WHAT THIS TASK INVOLVES - In the data below, locate each line with the word "marker" and list it.

RECORD EXTRACTS -
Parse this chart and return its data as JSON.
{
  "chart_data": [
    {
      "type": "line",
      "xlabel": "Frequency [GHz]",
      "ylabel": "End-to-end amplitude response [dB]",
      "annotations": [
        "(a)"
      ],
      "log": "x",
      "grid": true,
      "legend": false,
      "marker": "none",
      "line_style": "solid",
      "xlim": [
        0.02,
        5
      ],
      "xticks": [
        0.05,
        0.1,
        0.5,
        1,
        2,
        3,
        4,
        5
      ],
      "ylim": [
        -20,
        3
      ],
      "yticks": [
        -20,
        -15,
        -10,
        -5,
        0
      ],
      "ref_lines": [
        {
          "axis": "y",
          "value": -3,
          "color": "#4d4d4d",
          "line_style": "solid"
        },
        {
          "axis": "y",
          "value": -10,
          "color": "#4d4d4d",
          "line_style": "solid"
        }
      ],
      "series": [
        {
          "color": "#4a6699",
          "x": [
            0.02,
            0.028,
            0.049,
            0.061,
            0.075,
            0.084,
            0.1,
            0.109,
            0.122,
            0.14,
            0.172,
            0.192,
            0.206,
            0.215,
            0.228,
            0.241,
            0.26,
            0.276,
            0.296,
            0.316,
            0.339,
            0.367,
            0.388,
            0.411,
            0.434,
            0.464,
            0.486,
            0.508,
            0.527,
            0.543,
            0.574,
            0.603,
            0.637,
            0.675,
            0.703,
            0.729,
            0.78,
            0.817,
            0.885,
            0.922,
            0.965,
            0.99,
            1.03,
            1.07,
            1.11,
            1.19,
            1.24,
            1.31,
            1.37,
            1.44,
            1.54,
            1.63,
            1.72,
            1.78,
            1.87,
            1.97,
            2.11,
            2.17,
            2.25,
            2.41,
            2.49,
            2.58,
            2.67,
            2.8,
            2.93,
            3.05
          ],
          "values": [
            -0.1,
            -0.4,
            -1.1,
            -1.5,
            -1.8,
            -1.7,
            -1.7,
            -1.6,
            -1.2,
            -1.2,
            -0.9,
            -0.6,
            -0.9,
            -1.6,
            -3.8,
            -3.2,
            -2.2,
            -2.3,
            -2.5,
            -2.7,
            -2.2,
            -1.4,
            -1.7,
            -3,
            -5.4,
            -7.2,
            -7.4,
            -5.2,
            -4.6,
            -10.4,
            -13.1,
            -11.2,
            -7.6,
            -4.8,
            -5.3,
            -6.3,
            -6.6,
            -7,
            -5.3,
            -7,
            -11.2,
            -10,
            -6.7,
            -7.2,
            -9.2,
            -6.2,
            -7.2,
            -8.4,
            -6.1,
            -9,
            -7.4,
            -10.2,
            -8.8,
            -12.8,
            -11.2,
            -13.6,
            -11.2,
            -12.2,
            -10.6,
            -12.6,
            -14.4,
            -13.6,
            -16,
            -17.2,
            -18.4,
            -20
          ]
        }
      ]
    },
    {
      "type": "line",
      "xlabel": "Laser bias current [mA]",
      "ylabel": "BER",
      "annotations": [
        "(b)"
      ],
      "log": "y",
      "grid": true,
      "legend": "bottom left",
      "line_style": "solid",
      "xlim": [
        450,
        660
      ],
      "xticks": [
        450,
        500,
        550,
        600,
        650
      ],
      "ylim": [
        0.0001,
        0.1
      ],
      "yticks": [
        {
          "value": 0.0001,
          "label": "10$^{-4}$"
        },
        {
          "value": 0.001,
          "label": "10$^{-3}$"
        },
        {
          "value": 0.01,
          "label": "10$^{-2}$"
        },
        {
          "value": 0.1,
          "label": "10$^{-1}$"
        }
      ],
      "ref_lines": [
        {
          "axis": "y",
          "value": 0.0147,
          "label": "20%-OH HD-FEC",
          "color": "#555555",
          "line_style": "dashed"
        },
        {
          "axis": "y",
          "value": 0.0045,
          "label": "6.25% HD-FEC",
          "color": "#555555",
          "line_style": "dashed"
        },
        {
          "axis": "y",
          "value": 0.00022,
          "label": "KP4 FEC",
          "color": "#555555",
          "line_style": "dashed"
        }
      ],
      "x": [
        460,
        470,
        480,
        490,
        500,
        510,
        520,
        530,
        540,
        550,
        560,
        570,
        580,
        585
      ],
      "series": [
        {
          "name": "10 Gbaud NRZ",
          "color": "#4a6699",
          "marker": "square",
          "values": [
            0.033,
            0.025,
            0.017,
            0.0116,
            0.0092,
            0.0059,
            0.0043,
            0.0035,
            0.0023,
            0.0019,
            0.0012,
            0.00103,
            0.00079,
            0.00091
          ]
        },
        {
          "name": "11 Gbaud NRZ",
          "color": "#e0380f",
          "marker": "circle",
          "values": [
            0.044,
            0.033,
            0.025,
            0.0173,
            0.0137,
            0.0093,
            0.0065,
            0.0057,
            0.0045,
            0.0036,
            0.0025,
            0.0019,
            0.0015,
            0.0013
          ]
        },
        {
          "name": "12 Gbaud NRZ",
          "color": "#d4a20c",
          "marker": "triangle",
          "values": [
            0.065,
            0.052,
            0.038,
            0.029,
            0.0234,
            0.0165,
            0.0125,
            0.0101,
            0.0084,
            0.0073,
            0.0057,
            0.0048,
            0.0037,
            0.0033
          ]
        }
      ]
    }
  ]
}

---

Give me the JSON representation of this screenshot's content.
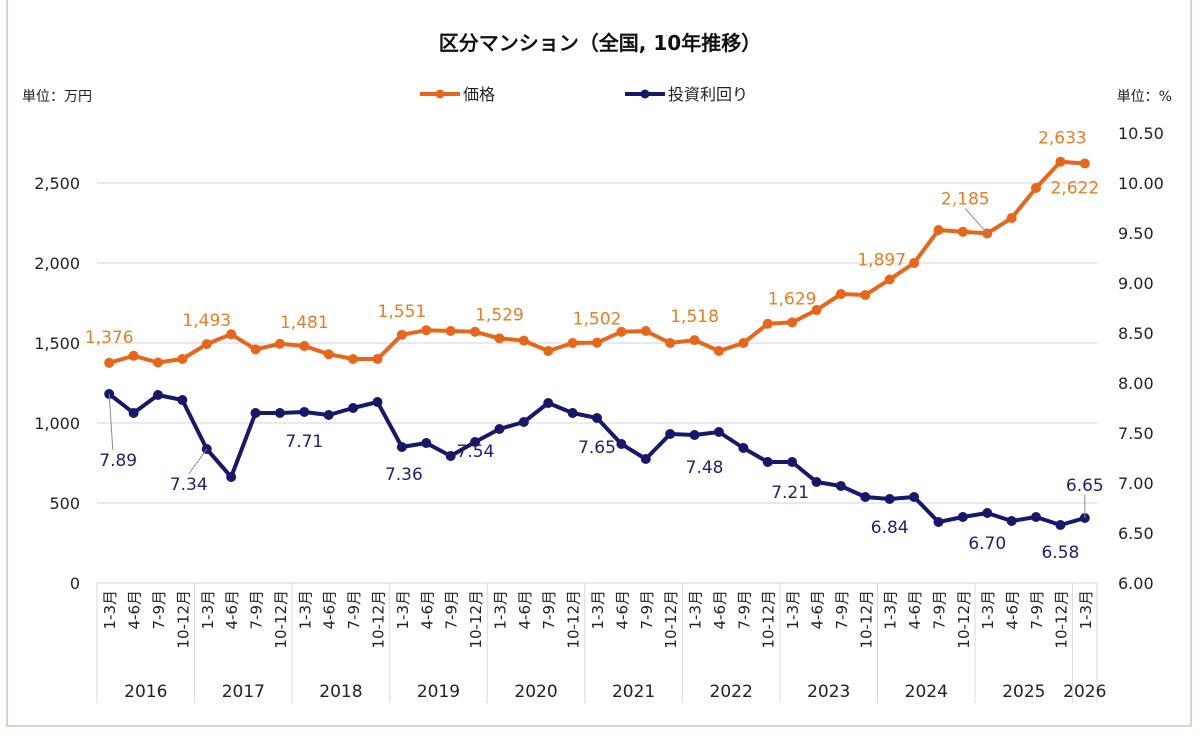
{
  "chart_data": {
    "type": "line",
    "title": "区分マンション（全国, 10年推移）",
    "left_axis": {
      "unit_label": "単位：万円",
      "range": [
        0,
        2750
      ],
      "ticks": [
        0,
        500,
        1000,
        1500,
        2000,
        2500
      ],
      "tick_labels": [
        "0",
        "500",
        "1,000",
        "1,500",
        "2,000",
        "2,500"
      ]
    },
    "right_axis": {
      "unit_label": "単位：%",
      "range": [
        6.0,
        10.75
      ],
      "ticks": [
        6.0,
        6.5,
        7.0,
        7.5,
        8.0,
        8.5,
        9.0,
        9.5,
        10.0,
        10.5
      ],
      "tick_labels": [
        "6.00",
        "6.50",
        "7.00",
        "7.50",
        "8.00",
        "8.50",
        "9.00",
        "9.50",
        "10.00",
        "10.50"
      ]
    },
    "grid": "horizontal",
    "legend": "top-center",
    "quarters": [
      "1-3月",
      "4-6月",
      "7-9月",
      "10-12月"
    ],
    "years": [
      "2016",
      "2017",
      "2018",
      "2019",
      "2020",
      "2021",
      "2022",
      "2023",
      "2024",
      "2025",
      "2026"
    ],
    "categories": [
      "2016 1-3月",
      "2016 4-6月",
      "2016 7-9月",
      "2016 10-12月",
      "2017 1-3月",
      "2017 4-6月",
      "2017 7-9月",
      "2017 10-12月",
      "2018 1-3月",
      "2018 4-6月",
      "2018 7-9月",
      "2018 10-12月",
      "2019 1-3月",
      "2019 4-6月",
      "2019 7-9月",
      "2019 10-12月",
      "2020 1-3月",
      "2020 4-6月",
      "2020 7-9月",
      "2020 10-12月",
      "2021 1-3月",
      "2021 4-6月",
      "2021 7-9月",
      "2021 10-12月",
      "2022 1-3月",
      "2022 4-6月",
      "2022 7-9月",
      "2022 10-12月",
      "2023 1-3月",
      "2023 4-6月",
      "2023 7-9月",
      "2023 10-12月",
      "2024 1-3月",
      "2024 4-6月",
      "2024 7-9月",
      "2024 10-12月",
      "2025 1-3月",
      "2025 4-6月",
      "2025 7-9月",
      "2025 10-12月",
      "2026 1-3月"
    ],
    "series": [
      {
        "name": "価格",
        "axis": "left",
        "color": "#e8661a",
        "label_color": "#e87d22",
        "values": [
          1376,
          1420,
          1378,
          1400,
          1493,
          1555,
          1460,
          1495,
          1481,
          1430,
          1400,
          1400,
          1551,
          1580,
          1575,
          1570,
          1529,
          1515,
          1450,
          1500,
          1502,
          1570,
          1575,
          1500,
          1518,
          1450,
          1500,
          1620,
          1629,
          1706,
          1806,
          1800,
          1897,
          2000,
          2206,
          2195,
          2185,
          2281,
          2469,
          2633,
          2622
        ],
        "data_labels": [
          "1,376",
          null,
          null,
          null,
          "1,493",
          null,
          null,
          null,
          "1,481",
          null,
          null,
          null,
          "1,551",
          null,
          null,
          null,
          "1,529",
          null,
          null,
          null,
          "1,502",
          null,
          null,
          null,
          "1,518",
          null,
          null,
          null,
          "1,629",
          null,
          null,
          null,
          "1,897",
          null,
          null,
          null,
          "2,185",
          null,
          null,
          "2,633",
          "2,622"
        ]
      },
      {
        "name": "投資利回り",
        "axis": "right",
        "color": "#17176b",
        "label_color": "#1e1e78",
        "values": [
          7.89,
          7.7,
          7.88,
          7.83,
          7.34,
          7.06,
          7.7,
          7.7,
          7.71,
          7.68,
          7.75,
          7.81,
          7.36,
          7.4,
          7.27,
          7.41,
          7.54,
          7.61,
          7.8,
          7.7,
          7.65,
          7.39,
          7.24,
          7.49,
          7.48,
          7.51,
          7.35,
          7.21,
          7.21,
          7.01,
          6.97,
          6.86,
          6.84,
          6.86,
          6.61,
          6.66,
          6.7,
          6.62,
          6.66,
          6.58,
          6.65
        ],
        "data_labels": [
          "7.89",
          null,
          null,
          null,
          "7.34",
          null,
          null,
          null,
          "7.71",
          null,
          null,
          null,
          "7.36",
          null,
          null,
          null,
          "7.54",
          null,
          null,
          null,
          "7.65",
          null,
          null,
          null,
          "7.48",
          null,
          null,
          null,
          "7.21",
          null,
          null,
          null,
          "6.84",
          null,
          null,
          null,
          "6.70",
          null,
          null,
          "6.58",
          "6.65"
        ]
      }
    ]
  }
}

FULL OUTPUT -
      "marker": "none",
          "marker": "square",
          "marker": "circle",
          "marker": "triangle",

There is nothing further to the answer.